** begin **

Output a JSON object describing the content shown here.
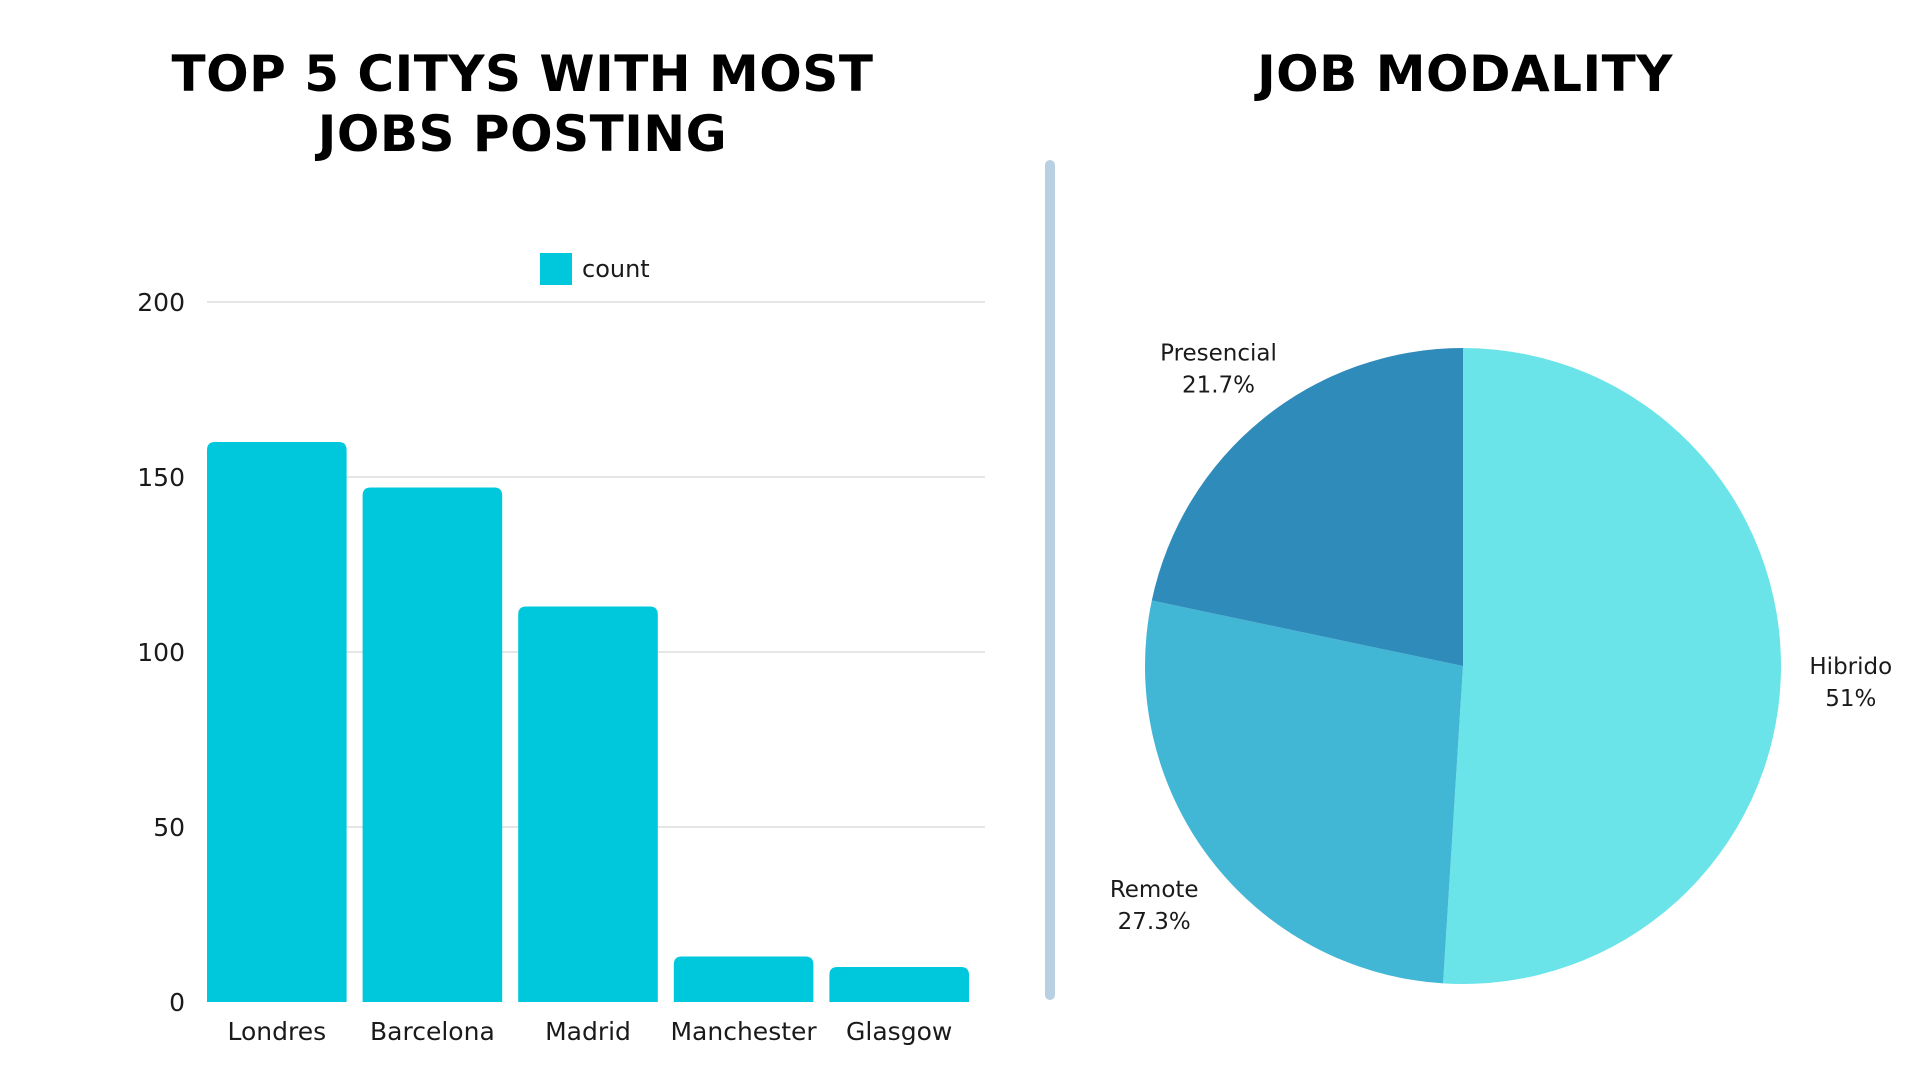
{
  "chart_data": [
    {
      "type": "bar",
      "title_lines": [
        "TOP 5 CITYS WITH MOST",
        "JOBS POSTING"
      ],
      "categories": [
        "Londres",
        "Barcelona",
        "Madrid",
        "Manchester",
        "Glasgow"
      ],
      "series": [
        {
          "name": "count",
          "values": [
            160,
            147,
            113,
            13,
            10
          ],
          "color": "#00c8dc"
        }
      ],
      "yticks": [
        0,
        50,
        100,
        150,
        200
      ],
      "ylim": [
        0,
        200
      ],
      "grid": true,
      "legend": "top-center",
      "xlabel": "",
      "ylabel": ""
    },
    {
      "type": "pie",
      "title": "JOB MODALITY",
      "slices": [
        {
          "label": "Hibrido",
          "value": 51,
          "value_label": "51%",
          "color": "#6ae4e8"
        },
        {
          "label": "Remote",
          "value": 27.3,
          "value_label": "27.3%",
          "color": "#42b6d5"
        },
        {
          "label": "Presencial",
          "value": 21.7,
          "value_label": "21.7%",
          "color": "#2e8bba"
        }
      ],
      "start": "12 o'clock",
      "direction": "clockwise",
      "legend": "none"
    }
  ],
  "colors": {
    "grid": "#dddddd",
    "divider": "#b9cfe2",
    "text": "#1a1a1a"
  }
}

** end **

_Problem description:_ Leave out the pictures and copy every record above exactly.

_Task result:_
Output a JSON object describing the content shown here.
{
  "chart_data": [
    {
      "type": "bar",
      "title_lines": [
        "TOP 5 CITYS WITH MOST",
        "JOBS POSTING"
      ],
      "categories": [
        "Londres",
        "Barcelona",
        "Madrid",
        "Manchester",
        "Glasgow"
      ],
      "series": [
        {
          "name": "count",
          "values": [
            160,
            147,
            113,
            13,
            10
          ],
          "color": "#00c8dc"
        }
      ],
      "yticks": [
        0,
        50,
        100,
        150,
        200
      ],
      "ylim": [
        0,
        200
      ],
      "grid": true,
      "legend": "top-center",
      "xlabel": "",
      "ylabel": ""
    },
    {
      "type": "pie",
      "title": "JOB MODALITY",
      "slices": [
        {
          "label": "Hibrido",
          "value": 51,
          "value_label": "51%",
          "color": "#6ae4e8"
        },
        {
          "label": "Remote",
          "value": 27.3,
          "value_label": "27.3%",
          "color": "#42b6d5"
        },
        {
          "label": "Presencial",
          "value": 21.7,
          "value_label": "21.7%",
          "color": "#2e8bba"
        }
      ],
      "start": "12 o'clock",
      "direction": "clockwise",
      "legend": "none"
    }
  ],
  "colors": {
    "grid": "#dddddd",
    "divider": "#b9cfe2",
    "text": "#1a1a1a"
  }
}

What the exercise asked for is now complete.